**The exercise**
Filter the entries below, keeping every line that has the word "JSON".

**Material to process**

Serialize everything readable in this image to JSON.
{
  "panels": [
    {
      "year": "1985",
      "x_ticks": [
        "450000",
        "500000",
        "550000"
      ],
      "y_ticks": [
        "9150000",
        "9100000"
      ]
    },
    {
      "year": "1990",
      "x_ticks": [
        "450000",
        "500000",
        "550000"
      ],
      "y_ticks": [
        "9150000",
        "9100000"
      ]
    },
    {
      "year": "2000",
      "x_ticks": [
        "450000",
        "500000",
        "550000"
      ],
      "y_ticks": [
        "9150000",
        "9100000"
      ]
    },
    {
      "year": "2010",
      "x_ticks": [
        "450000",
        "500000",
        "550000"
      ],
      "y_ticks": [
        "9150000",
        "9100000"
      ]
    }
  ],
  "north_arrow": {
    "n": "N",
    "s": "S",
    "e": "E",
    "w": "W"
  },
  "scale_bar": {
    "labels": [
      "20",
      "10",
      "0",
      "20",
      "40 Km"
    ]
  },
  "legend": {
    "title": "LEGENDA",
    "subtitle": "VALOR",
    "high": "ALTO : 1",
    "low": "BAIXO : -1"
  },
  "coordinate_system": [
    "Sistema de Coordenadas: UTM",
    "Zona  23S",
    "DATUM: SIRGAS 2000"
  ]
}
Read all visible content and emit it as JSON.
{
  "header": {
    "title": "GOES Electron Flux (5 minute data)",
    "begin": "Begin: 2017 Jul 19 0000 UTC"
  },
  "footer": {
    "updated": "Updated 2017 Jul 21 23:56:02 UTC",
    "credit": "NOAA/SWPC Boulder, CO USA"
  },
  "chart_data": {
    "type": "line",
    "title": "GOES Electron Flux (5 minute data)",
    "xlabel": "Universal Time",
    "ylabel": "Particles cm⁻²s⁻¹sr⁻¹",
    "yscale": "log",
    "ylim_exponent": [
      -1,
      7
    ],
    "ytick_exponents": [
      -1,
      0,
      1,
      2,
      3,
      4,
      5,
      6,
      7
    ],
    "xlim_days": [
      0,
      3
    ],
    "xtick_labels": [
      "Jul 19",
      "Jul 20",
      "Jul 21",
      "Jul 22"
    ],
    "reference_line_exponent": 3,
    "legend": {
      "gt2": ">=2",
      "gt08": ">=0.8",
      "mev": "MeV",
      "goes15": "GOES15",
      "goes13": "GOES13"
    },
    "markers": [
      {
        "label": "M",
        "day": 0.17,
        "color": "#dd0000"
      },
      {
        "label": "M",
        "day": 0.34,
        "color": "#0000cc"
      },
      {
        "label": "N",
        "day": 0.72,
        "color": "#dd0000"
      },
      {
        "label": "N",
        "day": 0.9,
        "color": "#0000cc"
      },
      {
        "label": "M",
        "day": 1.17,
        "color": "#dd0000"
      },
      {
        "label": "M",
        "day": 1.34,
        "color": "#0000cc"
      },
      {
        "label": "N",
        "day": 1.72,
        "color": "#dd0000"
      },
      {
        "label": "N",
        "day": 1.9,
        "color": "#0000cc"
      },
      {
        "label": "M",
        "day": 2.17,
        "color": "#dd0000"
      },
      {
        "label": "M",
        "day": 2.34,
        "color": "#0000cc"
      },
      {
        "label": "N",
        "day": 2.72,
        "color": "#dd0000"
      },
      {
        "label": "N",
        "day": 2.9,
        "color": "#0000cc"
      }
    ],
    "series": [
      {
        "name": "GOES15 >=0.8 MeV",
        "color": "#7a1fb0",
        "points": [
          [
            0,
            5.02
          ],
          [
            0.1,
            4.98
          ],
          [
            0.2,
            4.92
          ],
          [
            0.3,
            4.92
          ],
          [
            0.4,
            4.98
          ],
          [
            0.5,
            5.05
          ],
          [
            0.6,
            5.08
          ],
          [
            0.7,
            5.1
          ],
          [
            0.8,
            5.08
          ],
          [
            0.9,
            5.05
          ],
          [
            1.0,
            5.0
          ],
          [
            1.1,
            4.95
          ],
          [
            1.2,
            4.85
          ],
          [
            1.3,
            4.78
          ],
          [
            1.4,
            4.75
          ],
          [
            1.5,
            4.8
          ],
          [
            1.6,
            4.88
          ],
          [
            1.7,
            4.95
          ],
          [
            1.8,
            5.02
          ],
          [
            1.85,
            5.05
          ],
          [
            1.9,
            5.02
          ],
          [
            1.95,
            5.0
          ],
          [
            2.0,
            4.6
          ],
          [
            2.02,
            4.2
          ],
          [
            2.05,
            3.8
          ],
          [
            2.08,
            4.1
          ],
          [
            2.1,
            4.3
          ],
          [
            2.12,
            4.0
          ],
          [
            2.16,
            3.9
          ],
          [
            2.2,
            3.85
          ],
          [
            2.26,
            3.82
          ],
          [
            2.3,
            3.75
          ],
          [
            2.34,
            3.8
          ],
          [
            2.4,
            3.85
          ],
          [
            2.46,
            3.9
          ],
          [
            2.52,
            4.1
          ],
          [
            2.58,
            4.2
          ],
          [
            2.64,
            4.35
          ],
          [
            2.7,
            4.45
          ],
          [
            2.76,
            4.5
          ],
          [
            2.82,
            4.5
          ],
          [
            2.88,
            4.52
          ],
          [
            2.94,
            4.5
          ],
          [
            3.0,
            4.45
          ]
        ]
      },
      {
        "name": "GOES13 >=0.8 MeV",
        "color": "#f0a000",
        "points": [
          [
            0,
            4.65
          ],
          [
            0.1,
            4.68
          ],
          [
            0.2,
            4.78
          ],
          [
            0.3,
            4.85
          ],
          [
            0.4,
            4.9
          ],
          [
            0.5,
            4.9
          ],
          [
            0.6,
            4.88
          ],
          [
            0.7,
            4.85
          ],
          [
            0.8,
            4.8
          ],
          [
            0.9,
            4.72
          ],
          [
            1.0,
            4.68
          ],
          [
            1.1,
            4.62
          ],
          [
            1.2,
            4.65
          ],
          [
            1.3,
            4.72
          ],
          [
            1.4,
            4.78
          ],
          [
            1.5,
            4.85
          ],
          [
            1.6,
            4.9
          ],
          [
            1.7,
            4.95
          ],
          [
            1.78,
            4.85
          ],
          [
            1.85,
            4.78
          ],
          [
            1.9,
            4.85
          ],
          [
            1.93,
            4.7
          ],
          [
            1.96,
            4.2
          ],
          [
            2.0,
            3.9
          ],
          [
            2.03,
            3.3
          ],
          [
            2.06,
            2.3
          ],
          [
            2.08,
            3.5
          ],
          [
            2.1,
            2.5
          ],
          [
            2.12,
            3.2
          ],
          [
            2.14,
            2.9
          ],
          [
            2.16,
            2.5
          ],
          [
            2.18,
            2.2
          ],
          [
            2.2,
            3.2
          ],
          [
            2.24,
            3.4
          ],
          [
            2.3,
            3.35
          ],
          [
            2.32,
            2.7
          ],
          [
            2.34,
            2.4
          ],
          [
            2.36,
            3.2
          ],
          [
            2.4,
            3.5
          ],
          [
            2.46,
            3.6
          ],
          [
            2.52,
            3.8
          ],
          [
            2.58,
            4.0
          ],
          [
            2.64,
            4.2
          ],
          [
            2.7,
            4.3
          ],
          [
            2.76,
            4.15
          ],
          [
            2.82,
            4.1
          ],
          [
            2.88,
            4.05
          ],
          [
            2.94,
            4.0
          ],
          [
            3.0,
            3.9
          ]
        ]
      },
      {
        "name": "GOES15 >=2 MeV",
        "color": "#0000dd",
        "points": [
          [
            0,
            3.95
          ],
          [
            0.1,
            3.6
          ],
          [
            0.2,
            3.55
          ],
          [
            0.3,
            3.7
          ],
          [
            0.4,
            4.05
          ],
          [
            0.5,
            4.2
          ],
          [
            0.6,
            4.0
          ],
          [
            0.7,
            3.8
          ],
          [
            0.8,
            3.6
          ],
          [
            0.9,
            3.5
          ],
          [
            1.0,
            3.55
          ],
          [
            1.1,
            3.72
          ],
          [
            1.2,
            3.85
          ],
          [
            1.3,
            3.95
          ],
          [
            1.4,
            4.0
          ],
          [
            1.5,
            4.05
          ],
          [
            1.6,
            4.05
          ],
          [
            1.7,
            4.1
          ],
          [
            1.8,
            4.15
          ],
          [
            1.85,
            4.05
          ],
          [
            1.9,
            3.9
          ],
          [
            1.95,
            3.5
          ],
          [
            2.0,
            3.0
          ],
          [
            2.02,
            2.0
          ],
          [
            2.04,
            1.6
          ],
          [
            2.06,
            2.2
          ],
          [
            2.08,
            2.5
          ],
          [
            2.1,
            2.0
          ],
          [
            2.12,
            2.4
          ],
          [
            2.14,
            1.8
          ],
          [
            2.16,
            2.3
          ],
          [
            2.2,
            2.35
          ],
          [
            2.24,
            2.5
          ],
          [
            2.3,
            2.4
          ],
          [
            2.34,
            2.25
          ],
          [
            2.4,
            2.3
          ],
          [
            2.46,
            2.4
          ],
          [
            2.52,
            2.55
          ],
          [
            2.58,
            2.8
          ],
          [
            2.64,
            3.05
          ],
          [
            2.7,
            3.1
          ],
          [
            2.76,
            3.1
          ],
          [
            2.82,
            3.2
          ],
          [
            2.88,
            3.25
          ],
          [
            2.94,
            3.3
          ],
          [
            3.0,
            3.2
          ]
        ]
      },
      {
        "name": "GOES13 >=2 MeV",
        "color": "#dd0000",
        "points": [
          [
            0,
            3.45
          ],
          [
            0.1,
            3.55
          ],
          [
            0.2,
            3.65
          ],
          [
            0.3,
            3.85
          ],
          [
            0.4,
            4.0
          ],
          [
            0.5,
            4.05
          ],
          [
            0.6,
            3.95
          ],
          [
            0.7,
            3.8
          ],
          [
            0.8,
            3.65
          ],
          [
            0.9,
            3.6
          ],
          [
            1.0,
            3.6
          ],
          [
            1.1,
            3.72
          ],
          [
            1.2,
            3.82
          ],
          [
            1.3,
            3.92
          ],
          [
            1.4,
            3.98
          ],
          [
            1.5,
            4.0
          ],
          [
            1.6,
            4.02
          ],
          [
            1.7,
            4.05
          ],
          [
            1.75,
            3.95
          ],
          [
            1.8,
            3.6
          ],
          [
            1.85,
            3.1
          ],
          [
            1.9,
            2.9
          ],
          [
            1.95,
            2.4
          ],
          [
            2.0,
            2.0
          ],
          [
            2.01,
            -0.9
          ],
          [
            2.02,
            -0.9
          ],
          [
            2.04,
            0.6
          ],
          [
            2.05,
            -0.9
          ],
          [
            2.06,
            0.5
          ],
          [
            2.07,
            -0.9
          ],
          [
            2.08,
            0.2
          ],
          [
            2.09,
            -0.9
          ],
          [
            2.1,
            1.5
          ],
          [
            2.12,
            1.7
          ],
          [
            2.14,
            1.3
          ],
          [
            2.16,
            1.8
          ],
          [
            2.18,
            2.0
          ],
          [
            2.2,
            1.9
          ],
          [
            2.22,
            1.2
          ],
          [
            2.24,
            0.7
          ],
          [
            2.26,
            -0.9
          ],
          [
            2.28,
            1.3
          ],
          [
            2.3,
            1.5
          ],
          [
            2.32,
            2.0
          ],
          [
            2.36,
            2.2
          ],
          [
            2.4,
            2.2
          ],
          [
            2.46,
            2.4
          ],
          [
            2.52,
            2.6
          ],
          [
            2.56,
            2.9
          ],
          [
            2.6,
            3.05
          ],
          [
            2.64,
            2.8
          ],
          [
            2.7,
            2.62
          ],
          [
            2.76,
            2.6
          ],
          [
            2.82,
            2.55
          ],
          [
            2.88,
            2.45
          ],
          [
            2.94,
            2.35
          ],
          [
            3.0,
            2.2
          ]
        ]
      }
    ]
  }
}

**Written answer**
Serialize everything readable in this image to JSON.
Read all visible content and emit it as JSON.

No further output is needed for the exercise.